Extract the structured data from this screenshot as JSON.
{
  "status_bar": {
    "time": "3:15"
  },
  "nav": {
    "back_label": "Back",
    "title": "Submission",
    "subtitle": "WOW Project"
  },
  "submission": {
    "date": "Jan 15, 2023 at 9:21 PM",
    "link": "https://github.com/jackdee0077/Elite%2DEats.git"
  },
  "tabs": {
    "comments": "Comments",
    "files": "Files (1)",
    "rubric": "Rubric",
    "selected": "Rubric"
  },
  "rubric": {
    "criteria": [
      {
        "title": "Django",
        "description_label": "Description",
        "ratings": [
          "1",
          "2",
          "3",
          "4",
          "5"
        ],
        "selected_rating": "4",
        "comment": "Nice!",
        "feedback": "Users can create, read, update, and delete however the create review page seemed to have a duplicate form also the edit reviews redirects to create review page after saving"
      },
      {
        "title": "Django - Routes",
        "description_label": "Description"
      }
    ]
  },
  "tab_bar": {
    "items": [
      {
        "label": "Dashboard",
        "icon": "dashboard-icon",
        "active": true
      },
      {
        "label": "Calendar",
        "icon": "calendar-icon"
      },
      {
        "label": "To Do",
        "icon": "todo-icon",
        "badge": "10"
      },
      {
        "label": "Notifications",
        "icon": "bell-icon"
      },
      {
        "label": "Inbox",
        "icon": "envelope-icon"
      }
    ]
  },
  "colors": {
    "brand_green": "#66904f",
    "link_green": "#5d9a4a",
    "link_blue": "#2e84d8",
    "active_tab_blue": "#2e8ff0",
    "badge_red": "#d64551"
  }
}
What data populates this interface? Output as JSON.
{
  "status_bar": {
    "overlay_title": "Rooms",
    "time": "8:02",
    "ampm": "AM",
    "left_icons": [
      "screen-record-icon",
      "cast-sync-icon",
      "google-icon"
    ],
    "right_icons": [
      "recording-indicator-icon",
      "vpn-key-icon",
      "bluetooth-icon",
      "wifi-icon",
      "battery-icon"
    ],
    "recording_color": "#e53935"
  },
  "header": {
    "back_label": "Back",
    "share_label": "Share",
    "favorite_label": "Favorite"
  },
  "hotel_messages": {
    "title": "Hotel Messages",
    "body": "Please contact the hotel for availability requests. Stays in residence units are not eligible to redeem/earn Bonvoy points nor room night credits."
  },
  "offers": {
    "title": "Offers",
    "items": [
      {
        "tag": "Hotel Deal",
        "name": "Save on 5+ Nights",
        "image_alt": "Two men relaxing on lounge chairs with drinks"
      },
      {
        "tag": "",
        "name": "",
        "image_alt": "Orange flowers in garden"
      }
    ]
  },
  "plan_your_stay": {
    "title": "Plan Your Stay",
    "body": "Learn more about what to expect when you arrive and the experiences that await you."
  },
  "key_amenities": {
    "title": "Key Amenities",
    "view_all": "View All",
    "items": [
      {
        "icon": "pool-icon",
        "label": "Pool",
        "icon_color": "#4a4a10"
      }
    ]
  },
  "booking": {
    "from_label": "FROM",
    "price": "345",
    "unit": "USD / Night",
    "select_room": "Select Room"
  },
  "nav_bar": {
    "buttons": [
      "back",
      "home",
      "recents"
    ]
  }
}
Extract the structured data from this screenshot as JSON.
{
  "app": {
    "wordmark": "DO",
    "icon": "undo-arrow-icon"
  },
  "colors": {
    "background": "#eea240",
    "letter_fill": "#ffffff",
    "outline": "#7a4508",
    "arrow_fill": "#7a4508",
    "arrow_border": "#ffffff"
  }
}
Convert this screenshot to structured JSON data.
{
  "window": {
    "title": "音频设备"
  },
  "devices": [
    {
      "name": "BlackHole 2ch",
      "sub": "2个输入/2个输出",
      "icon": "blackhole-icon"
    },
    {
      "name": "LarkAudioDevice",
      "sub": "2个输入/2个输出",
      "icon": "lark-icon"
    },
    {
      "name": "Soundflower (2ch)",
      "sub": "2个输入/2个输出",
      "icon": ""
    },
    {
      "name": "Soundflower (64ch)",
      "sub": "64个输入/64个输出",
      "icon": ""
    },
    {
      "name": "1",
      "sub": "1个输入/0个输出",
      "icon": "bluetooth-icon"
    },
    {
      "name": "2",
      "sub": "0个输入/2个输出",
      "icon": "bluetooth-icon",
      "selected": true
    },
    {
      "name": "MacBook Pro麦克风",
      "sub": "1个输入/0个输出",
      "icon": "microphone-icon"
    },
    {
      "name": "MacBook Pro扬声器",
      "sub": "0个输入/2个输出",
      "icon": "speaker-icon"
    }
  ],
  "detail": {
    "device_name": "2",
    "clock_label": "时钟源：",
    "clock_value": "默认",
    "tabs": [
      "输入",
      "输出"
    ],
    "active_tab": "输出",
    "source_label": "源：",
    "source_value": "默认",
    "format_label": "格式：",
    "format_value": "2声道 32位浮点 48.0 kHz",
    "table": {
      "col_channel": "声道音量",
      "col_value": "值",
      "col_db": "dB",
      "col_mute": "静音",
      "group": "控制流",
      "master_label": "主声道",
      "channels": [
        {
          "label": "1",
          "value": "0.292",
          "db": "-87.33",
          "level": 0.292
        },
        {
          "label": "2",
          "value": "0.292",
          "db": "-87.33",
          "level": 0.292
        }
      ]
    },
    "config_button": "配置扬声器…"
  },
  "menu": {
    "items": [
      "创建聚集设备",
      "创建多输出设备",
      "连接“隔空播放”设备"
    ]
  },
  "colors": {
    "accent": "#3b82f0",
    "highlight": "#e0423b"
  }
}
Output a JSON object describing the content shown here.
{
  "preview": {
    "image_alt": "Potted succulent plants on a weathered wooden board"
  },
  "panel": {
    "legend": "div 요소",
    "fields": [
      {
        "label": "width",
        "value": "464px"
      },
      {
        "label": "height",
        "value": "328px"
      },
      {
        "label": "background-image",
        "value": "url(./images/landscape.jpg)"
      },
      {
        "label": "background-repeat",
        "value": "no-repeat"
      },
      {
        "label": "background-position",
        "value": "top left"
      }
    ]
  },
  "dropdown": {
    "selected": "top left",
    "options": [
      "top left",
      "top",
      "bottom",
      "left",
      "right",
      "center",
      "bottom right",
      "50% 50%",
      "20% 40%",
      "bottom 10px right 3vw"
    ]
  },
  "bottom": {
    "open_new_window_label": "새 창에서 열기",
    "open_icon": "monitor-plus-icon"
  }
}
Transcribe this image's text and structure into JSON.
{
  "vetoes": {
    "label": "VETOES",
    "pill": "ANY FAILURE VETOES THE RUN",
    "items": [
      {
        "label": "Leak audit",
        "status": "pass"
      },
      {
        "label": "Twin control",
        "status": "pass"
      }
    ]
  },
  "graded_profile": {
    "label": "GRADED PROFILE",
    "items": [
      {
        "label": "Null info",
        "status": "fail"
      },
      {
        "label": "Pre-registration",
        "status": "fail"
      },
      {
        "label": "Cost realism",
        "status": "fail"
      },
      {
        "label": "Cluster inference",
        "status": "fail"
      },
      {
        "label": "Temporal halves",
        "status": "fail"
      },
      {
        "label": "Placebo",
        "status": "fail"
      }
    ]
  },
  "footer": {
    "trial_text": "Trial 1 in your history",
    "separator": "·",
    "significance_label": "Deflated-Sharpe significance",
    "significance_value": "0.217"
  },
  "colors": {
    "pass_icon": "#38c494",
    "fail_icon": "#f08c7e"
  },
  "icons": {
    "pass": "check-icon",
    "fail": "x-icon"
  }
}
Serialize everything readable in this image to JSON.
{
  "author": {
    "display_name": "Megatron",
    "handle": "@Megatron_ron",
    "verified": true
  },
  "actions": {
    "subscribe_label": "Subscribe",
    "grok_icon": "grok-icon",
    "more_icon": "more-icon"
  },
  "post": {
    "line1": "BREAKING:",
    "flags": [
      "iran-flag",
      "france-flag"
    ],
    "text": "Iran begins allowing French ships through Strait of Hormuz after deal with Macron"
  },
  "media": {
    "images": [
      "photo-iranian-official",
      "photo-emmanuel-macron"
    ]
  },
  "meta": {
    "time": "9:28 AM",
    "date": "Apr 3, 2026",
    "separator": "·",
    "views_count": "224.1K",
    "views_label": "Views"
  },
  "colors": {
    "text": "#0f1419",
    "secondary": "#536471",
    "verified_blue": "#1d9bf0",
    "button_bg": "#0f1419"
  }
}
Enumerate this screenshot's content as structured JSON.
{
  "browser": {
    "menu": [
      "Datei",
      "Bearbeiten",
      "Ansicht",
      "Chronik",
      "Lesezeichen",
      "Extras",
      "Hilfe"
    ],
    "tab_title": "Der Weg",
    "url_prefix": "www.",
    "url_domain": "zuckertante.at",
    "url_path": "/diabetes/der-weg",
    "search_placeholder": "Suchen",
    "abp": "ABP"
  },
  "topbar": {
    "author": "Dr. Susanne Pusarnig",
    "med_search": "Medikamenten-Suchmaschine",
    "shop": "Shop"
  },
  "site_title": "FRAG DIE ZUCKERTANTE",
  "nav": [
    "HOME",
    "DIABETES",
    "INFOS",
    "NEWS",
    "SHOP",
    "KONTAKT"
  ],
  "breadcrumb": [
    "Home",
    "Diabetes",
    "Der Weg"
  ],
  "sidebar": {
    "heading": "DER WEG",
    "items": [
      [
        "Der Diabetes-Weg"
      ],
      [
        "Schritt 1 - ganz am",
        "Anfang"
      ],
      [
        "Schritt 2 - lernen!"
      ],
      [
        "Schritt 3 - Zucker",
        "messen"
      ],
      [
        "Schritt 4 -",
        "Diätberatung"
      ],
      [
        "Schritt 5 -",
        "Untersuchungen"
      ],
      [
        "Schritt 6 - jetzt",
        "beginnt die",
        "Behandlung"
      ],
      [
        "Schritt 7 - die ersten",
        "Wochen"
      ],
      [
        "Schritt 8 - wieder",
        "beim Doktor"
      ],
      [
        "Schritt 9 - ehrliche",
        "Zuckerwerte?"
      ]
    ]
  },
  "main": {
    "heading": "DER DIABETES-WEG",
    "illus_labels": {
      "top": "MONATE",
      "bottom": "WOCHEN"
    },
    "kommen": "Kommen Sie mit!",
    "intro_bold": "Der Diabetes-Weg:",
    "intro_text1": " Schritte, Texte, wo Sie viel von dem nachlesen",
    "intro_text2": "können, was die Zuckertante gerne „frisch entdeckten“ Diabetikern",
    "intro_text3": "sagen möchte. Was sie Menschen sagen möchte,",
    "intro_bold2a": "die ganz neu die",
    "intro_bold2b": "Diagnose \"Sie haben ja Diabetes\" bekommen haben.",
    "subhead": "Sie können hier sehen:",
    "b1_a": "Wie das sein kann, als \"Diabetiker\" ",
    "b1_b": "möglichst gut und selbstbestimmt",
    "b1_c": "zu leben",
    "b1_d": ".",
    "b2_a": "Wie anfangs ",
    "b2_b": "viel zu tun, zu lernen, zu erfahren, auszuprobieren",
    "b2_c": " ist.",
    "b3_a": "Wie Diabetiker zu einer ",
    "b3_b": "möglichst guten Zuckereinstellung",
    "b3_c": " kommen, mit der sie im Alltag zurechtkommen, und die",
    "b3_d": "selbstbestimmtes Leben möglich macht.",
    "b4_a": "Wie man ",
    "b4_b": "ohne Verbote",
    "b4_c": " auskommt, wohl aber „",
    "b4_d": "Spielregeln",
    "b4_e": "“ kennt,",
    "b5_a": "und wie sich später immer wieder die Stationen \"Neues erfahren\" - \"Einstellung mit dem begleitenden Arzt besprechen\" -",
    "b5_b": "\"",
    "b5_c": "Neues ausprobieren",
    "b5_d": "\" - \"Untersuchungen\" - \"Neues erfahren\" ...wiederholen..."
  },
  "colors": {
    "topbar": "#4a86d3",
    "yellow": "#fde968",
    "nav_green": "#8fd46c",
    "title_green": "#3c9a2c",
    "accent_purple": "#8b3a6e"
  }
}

—————

Gather up the lines that contain the word "content".

Output a JSON object describing the content shown here.
Enumerate this screenshot's content as structured JSON.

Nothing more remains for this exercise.